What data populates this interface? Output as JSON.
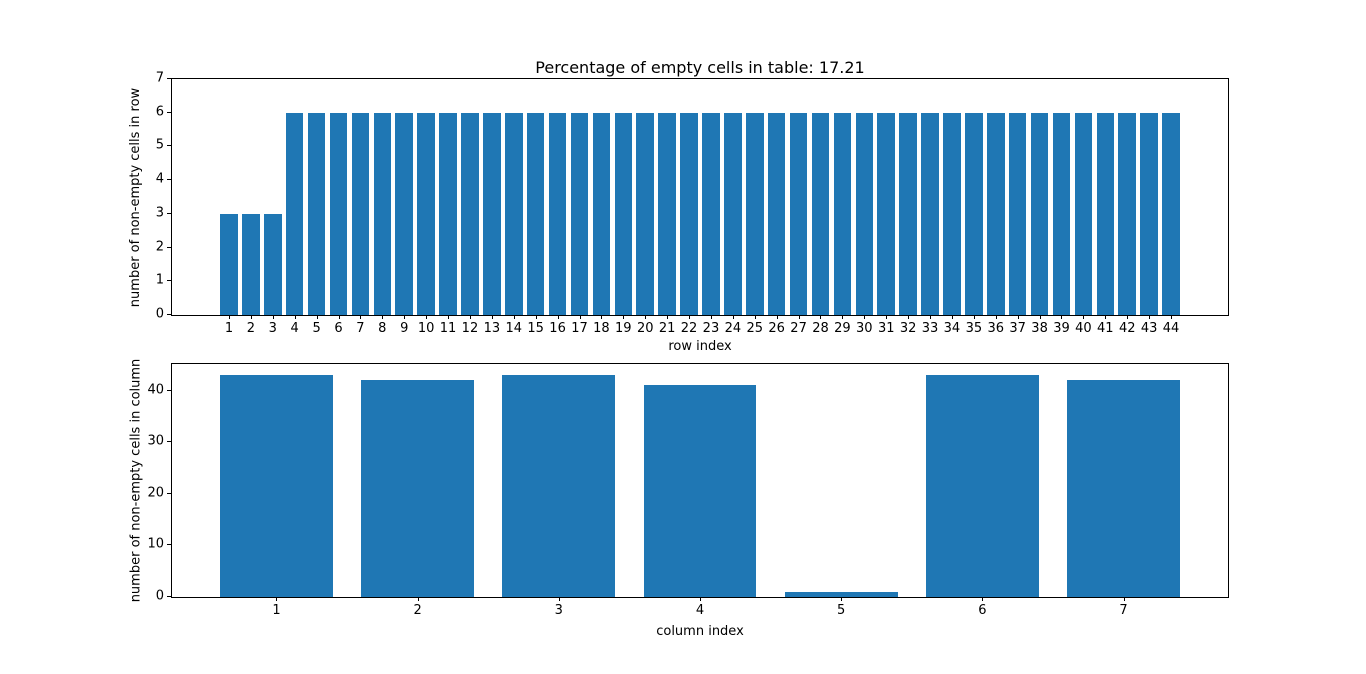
{
  "figure": {
    "background": "#ffffff",
    "bar_color": "#1f77b4",
    "axis_color": "#000000",
    "empty_percentage": "17.21"
  },
  "chart_data": [
    {
      "type": "bar",
      "title": "Percentage of empty cells in table: 17.21",
      "xlabel": "row index",
      "ylabel": "number of non-empty cells in row",
      "categories": [
        1,
        2,
        3,
        4,
        5,
        6,
        7,
        8,
        9,
        10,
        11,
        12,
        13,
        14,
        15,
        16,
        17,
        18,
        19,
        20,
        21,
        22,
        23,
        24,
        25,
        26,
        27,
        28,
        29,
        30,
        31,
        32,
        33,
        34,
        35,
        36,
        37,
        38,
        39,
        40,
        41,
        42,
        43,
        44
      ],
      "values": [
        3,
        3,
        3,
        6,
        6,
        6,
        6,
        6,
        6,
        6,
        6,
        6,
        6,
        6,
        6,
        6,
        6,
        6,
        6,
        6,
        6,
        6,
        6,
        6,
        6,
        6,
        6,
        6,
        6,
        6,
        6,
        6,
        6,
        6,
        6,
        6,
        6,
        6,
        6,
        6,
        6,
        6,
        6,
        6
      ],
      "xlim": [
        -1.6,
        46.6
      ],
      "ylim": [
        0,
        7
      ],
      "yticks": [
        0,
        1,
        2,
        3,
        4,
        5,
        6,
        7
      ],
      "bar_width": 0.8,
      "grid": false,
      "legend": "none"
    },
    {
      "type": "bar",
      "title": "",
      "xlabel": "column index",
      "ylabel": "number of non-empty cells in column",
      "categories": [
        1,
        2,
        3,
        4,
        5,
        6,
        7
      ],
      "values": [
        43,
        42,
        43,
        41,
        1,
        43,
        42
      ],
      "xlim": [
        0.26,
        7.74
      ],
      "ylim": [
        0,
        45.15
      ],
      "yticks": [
        0,
        10,
        20,
        30,
        40
      ],
      "bar_width": 0.8,
      "grid": false,
      "legend": "none"
    }
  ]
}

#### [TASK TO CARRY OUT]
Skipping any images, write out all the data exactly.

#### [ANSWER TO THIS EXERCISE]
What data populates this interface? Output as JSON.
{
  "figure": {
    "background": "#ffffff",
    "bar_color": "#1f77b4",
    "axis_color": "#000000",
    "empty_percentage": "17.21"
  },
  "chart_data": [
    {
      "type": "bar",
      "title": "Percentage of empty cells in table: 17.21",
      "xlabel": "row index",
      "ylabel": "number of non-empty cells in row",
      "categories": [
        1,
        2,
        3,
        4,
        5,
        6,
        7,
        8,
        9,
        10,
        11,
        12,
        13,
        14,
        15,
        16,
        17,
        18,
        19,
        20,
        21,
        22,
        23,
        24,
        25,
        26,
        27,
        28,
        29,
        30,
        31,
        32,
        33,
        34,
        35,
        36,
        37,
        38,
        39,
        40,
        41,
        42,
        43,
        44
      ],
      "values": [
        3,
        3,
        3,
        6,
        6,
        6,
        6,
        6,
        6,
        6,
        6,
        6,
        6,
        6,
        6,
        6,
        6,
        6,
        6,
        6,
        6,
        6,
        6,
        6,
        6,
        6,
        6,
        6,
        6,
        6,
        6,
        6,
        6,
        6,
        6,
        6,
        6,
        6,
        6,
        6,
        6,
        6,
        6,
        6
      ],
      "xlim": [
        -1.6,
        46.6
      ],
      "ylim": [
        0,
        7
      ],
      "yticks": [
        0,
        1,
        2,
        3,
        4,
        5,
        6,
        7
      ],
      "bar_width": 0.8,
      "grid": false,
      "legend": "none"
    },
    {
      "type": "bar",
      "title": "",
      "xlabel": "column index",
      "ylabel": "number of non-empty cells in column",
      "categories": [
        1,
        2,
        3,
        4,
        5,
        6,
        7
      ],
      "values": [
        43,
        42,
        43,
        41,
        1,
        43,
        42
      ],
      "xlim": [
        0.26,
        7.74
      ],
      "ylim": [
        0,
        45.15
      ],
      "yticks": [
        0,
        10,
        20,
        30,
        40
      ],
      "bar_width": 0.8,
      "grid": false,
      "legend": "none"
    }
  ]
}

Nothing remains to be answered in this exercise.